It was sometime between three and six, on
an afternoon in 1995, not long after Solomon graduated from the New England
Culinary Institute, that her next major culinary decision began to take
shape. This time, the repercussions would be romantic rather than
professional. But true to Solomon's character, it would take a while before
she understood what was going on.
Ready to assume her new job as chef de
partie de garde-manger (the chef responsible for the preparation of cold
dishes) at Montreal's most celebrated restaurant, Toqué!, Solomon walked
into the restaurant's kitchen, oblivious of the very existence of Toqué!'s
baker, Eric Girard. Seven years later, Girard, 29, now Solomon's partner at
Olive & Gourmando, joins us in the bakery's kitchen, where he recalls
the moment with more clarity. "My heart started to pound."
Shyly, Girard tells me how Solomon took
no notice of him. "But his bread," she interrupts, "It was
amazing!" There were little baby rustic breads; focaccia; a loaf packed
with prunes, hazelnuts and cheese; another, cooked entirely on the barbecue,
made with bacon, sun-dried tomatoes and chives.
"I knew I was in an incredible
place," says Solomon, "because there was bread like that."
But as for getting to know Girard, "That was impossible." While
Solomon's shift was from three to 11 p.m. each day, Girard kept baker's
hours, working nine to five. "And then there was the fact," she
adds, "that I spoke only English and Eric spoke only French."
After a few months at Toqué!, Solomon
was offered the job as the restaurant's pastry chef. Suddenly, she and
Girard were thrown into working together, the only two people in the
restaurant with daytime hours. For Girard, his next move was clear. "I
approached the restaurant's owner, Norman Laprise," he tells me,
"and told him that I planned to resign."
Solomon laughs. "I was still
completely clueless," she says, "But Eric knew that if we started
working together, something would happen. And since we were both in
relationships, he figured he had only one choice."
Unfortunately for Laprise, he paid little
heed to Girard's warning, sparking a culinary romance and the loss of two of
his finest chefs. Just as Girard had predicted, things began to happen. As
Solomon puts it, "There was lots of sign language, lots of laughter,
lots of noise."
Solomon moves to her fridge, where she
pulls out a small ball of dough that's been leavening all night.
"That's when things went to hell in a handbasket," she says.

§ Data shown
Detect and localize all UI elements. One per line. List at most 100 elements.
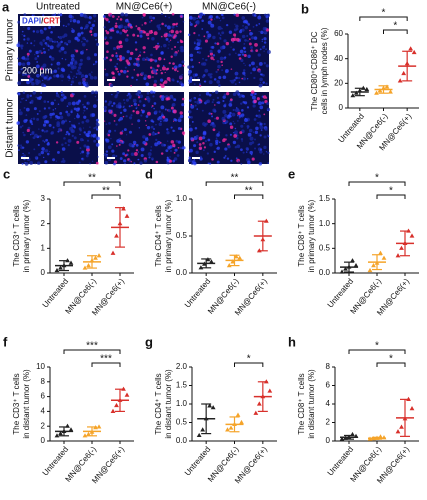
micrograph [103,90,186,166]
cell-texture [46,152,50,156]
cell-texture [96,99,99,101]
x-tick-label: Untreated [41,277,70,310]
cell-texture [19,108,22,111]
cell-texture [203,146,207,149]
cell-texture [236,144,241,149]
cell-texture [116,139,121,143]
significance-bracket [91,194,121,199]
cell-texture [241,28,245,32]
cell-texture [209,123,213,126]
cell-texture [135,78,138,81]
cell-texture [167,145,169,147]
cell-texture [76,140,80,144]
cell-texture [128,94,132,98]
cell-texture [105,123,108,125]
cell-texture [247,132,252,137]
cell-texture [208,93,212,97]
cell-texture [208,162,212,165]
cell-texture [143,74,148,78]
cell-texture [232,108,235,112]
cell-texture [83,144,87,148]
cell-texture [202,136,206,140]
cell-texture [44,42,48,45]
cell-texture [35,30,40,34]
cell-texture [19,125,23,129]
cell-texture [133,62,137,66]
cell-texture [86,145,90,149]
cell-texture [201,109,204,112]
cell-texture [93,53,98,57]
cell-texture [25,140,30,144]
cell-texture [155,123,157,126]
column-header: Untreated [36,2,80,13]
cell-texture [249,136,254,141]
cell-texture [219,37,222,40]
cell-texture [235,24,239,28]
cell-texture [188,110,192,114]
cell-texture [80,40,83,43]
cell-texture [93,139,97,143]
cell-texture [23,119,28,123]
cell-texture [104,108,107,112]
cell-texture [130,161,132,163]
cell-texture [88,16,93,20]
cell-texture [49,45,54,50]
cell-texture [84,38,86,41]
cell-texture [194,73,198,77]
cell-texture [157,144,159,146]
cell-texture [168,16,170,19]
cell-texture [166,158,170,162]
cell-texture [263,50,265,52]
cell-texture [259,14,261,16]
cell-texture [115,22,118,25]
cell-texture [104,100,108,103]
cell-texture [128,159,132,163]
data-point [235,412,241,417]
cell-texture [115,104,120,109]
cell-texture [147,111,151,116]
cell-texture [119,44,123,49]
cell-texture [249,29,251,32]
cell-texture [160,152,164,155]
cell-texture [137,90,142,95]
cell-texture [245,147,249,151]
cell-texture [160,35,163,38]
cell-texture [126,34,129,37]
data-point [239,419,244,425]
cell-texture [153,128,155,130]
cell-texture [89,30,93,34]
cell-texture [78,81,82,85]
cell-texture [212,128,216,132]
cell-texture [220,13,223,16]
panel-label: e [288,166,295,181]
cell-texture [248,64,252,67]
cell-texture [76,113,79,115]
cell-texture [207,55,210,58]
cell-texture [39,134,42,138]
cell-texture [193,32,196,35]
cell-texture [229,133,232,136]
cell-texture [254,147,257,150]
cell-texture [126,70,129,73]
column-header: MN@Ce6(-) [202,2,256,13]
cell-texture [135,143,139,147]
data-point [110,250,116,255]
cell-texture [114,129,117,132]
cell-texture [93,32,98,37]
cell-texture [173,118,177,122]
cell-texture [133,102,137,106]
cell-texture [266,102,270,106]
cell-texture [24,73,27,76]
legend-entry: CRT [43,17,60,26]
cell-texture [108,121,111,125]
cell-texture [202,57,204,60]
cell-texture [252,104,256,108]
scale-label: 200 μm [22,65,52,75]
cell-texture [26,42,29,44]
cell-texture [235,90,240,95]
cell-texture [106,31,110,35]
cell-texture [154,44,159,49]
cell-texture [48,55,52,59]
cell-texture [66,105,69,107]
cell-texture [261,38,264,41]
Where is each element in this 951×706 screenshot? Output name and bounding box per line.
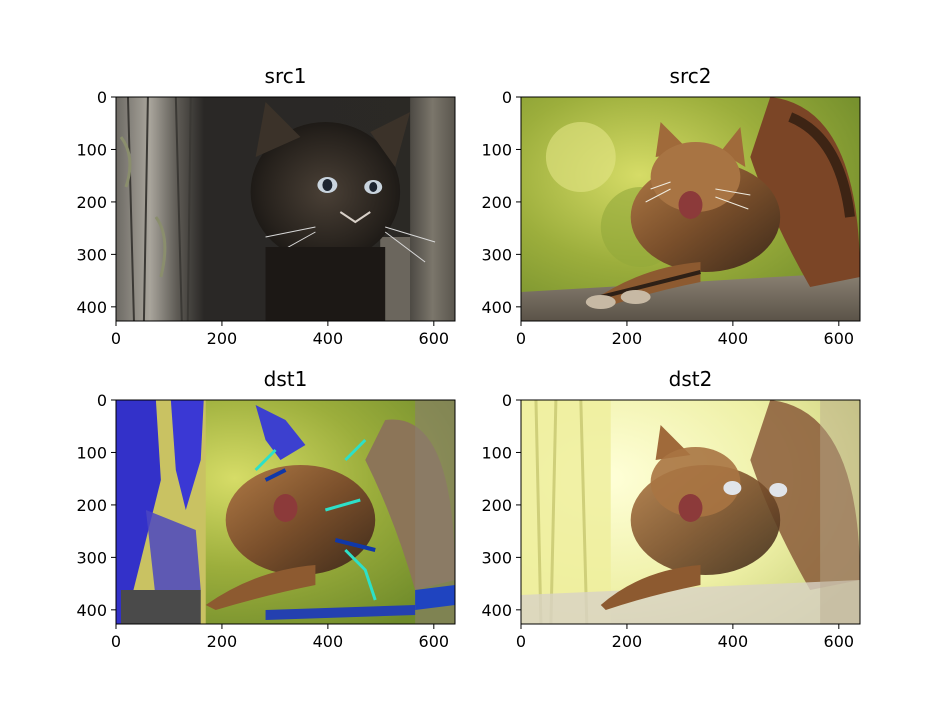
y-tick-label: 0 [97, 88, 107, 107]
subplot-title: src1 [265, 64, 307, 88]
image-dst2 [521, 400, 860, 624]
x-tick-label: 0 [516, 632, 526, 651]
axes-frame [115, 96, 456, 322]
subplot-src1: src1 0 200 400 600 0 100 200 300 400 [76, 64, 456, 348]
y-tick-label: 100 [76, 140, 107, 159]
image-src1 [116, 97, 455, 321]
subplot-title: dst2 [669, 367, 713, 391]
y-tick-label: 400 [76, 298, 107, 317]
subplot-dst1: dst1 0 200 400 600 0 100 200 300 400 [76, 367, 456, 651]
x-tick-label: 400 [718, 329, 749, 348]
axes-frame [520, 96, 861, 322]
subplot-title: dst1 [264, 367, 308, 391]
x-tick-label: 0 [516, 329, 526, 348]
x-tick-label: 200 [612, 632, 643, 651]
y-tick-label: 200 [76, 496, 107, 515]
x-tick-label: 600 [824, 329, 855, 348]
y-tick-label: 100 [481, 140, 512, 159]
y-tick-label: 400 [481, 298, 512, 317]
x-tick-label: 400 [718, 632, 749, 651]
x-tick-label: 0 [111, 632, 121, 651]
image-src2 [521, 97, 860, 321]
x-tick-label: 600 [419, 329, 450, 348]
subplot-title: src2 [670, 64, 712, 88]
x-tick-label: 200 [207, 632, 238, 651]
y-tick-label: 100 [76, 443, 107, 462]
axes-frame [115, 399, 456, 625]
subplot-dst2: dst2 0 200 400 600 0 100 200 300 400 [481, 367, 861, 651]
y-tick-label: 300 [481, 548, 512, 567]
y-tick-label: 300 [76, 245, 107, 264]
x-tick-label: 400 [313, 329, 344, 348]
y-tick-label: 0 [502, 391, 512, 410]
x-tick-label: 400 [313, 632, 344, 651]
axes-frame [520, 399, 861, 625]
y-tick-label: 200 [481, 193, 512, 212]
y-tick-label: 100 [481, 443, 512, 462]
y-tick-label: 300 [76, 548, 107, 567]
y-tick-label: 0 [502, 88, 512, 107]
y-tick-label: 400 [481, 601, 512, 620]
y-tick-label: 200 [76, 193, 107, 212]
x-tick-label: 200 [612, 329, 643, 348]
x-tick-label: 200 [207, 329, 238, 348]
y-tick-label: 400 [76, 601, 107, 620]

§ Exercise objective
Continue the story of how Solomon and Eric Girard met at Toqué!, beginning right after its last sentence.

§ Task result
Rolling the light brown sphere flat and into a shape about eight inches
wide, Solomon says, "Whereas I can do something, sit with it and be
content, Eric is not really into having a comfort zone." Less than
three months after their romance began, Girard left Toqué! -- not because
of Solomon, but definitely with her in mind. He wanted to start a bakery
restaurant, "so he began working on getting a loan and figuring out a
plan," says Solomon. "It was a totally terrifying time. It's one
thing to start a new relationship, and it's another to start a new business.
I still can't believe I went through with both."
Solomon opens a large, clear plastic
container that holds fat, muddy granules. Though the stuff looks like a home
for earthworms, Solomon says it's "a fudge-like mixture" made of
brown sugar and cocoa powder, caramelized in butter. Reaching in for a
handful, Solomon sprinkles the dark crystals on top of the flattened dough.
Then, over them she scatters a handful of small pieces of Valrhona, the
world's most luxurious chocolate.
Solomon and Girard opened Olive &
Gourmando in 1998 (naming their patisserie after Eric's two cats).
"Even then, I couldn't believe what we were doing," she says.
Though the bakery sits a few doors down from the fashionable St. Paul Hotel
in a newly re-gentrified part of Old Montreal, when Solomon and Girard
rented the space, four years ago, they were the only ones on the street.
"When we first drove up to the building," recalls Solomon, "I
thought, 'Oh God, this looks like Beirut.' "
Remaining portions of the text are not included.